= Task to carry out =
Beneath this task is a listing. State how many of its lines include the string "Tweets", giving nothing but the number.

(Records from a dataset)
++++++++++++++++++++

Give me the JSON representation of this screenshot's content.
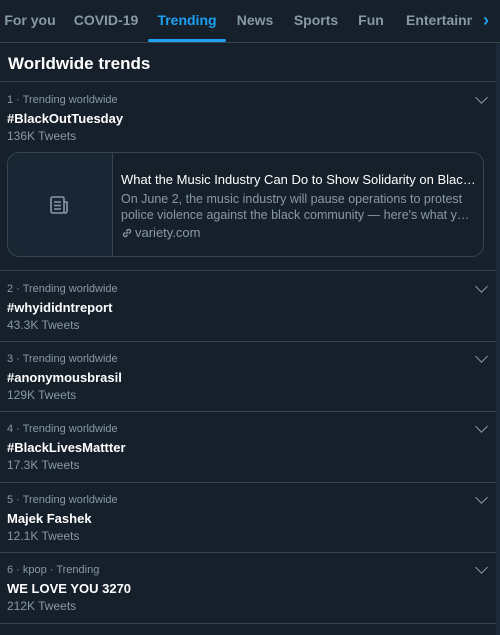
{
  "tabs": [
    {
      "label": "For you"
    },
    {
      "label": "COVID-19"
    },
    {
      "label": "Trending",
      "active": true
    },
    {
      "label": "News"
    },
    {
      "label": "Sports"
    },
    {
      "label": "Fun"
    },
    {
      "label": "Entertainment"
    }
  ],
  "section_title": "Worldwide trends",
  "trends": [
    {
      "meta": "1 · Trending worldwide",
      "name": "#BlackOutTuesday",
      "count": "136K Tweets"
    },
    {
      "meta": "2 · Trending worldwide",
      "name": "#whyididntreport",
      "count": "43.3K Tweets"
    },
    {
      "meta": "3 · Trending worldwide",
      "name": "#anonymousbrasil",
      "count": "129K Tweets"
    },
    {
      "meta": "4 · Trending worldwide",
      "name": "#BlackLivesMattter",
      "count": "17.3K Tweets"
    },
    {
      "meta": "5 · Trending worldwide",
      "name": "Majek Fashek",
      "count": "12.1K Tweets"
    },
    {
      "meta": "6 · kpop · Trending",
      "name": "WE LOVE YOU 3270",
      "count": "212K Tweets"
    }
  ],
  "card": {
    "title": "What the Music Industry Can Do to Show Solidarity on Blacko…",
    "description": "On June 2, the music industry will pause operations to protest police violence against the black community — here's what y…",
    "link": "variety.com"
  },
  "colors": {
    "background": "#15202b",
    "accent": "#1da1f2",
    "secondary_text": "#8899a6",
    "divider": "#38444d"
  }
}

++++++++++++++++++++

= Complete answer =
6